WHAT YOU ARE ASKED TO DO:
Count how many lines hold the word "vọng" and give that number as the whole answer.
□ □ □
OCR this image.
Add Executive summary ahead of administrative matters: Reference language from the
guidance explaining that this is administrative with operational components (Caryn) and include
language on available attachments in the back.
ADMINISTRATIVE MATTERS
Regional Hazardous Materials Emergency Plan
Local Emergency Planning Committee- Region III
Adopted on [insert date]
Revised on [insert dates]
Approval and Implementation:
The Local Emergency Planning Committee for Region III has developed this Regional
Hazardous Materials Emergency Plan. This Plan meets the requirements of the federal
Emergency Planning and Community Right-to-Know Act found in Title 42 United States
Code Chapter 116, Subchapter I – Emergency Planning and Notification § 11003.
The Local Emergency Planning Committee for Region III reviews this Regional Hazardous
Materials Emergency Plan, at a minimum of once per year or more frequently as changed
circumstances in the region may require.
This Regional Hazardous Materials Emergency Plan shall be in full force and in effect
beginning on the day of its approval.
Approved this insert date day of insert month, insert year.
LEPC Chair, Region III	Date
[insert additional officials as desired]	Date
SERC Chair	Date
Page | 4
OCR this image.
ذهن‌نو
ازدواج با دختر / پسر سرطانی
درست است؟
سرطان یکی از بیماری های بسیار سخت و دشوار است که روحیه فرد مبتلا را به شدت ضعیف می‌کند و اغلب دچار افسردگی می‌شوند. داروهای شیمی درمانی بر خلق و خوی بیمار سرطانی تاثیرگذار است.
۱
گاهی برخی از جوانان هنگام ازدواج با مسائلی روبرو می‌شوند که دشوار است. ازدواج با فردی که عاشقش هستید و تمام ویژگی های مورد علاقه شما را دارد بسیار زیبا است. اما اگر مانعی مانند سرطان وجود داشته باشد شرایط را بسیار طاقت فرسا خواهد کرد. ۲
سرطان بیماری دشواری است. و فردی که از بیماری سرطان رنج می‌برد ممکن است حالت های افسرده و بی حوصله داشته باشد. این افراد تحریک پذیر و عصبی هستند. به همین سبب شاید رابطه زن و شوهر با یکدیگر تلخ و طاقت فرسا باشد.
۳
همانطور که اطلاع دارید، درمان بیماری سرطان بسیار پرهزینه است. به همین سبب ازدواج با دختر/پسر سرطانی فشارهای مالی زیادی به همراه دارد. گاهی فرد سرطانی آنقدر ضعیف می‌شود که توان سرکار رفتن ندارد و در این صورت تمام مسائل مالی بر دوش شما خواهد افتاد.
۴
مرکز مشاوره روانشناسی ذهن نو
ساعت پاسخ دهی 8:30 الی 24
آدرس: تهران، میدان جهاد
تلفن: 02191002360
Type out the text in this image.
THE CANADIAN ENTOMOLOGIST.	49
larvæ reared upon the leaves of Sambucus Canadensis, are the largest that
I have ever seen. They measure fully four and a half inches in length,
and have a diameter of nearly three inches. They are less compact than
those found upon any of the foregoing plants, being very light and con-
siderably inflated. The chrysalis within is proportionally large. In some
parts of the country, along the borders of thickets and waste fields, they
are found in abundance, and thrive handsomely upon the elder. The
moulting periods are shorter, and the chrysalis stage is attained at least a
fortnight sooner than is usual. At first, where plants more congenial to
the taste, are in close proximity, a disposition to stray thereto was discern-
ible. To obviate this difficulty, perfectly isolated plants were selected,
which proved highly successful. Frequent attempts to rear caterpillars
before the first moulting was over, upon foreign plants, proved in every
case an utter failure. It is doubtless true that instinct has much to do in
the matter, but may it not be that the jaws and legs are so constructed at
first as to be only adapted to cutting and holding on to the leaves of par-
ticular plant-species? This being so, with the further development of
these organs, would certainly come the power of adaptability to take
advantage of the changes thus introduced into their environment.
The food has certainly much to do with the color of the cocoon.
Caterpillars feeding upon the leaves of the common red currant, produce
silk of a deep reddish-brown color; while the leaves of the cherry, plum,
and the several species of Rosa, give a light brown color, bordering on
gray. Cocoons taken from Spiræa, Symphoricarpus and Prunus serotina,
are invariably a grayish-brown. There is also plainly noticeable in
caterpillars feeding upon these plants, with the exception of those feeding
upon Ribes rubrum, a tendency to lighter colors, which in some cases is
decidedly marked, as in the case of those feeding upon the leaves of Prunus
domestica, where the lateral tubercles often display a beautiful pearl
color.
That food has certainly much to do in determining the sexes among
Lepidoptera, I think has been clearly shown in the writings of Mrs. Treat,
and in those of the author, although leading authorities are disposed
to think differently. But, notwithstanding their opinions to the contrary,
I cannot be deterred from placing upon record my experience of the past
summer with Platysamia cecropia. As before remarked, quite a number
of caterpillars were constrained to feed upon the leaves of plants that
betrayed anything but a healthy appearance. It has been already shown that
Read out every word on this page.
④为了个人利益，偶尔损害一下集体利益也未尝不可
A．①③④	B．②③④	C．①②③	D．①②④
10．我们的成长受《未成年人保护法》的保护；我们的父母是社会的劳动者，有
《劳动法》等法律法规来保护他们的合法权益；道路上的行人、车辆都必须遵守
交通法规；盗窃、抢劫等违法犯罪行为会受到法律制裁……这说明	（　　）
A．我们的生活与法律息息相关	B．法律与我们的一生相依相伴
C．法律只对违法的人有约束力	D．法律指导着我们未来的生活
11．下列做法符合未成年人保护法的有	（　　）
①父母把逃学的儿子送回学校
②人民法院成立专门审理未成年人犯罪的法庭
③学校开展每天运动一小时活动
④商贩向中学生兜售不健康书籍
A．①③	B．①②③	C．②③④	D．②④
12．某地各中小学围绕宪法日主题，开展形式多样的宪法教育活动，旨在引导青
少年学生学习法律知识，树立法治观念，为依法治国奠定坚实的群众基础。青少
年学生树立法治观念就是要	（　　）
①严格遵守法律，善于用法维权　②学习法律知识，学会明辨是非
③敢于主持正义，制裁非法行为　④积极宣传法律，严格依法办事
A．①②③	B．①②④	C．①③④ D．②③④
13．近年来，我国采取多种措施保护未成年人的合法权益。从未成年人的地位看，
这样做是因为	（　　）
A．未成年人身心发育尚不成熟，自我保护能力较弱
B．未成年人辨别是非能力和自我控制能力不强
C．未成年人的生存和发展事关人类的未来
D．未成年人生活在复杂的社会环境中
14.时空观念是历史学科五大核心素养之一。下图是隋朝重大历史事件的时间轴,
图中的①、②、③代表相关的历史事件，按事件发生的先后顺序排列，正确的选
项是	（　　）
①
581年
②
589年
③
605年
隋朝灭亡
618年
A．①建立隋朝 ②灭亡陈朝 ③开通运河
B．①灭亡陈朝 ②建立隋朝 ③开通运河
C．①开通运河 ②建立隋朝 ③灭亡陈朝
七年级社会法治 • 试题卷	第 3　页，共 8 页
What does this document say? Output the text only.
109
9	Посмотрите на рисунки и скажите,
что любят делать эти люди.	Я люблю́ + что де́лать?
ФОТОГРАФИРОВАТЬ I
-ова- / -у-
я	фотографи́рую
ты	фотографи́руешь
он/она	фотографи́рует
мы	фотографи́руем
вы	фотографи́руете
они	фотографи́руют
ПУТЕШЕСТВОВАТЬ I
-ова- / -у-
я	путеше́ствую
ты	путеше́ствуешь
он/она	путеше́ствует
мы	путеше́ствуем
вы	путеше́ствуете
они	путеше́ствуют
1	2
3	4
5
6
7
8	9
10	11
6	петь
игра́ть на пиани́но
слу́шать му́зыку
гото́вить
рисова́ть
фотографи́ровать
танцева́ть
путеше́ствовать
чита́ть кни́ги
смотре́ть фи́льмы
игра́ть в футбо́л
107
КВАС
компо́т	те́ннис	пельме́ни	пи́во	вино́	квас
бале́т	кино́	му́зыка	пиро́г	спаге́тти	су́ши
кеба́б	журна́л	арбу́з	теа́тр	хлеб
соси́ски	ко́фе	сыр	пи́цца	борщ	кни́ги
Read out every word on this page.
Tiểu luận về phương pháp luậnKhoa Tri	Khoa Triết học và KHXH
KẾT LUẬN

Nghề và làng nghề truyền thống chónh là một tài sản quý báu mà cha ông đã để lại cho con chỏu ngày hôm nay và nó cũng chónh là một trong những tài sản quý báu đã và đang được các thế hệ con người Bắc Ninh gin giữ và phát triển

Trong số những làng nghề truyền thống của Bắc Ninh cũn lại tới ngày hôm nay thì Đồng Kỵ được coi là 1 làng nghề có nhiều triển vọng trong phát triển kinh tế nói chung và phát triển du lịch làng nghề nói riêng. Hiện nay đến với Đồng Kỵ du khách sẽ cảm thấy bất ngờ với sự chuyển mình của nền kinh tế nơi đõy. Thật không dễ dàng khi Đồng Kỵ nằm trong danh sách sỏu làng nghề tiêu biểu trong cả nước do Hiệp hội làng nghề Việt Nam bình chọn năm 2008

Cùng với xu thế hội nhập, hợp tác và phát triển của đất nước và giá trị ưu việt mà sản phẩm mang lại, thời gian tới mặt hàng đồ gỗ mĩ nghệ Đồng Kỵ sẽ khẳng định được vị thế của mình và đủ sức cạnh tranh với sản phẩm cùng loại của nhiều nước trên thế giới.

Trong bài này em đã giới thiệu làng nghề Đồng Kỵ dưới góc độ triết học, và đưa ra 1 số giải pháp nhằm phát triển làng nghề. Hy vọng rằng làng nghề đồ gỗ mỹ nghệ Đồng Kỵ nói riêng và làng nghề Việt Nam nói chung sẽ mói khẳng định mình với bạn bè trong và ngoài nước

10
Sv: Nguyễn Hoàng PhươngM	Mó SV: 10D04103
□ □ □
COMPLETED TASK:
2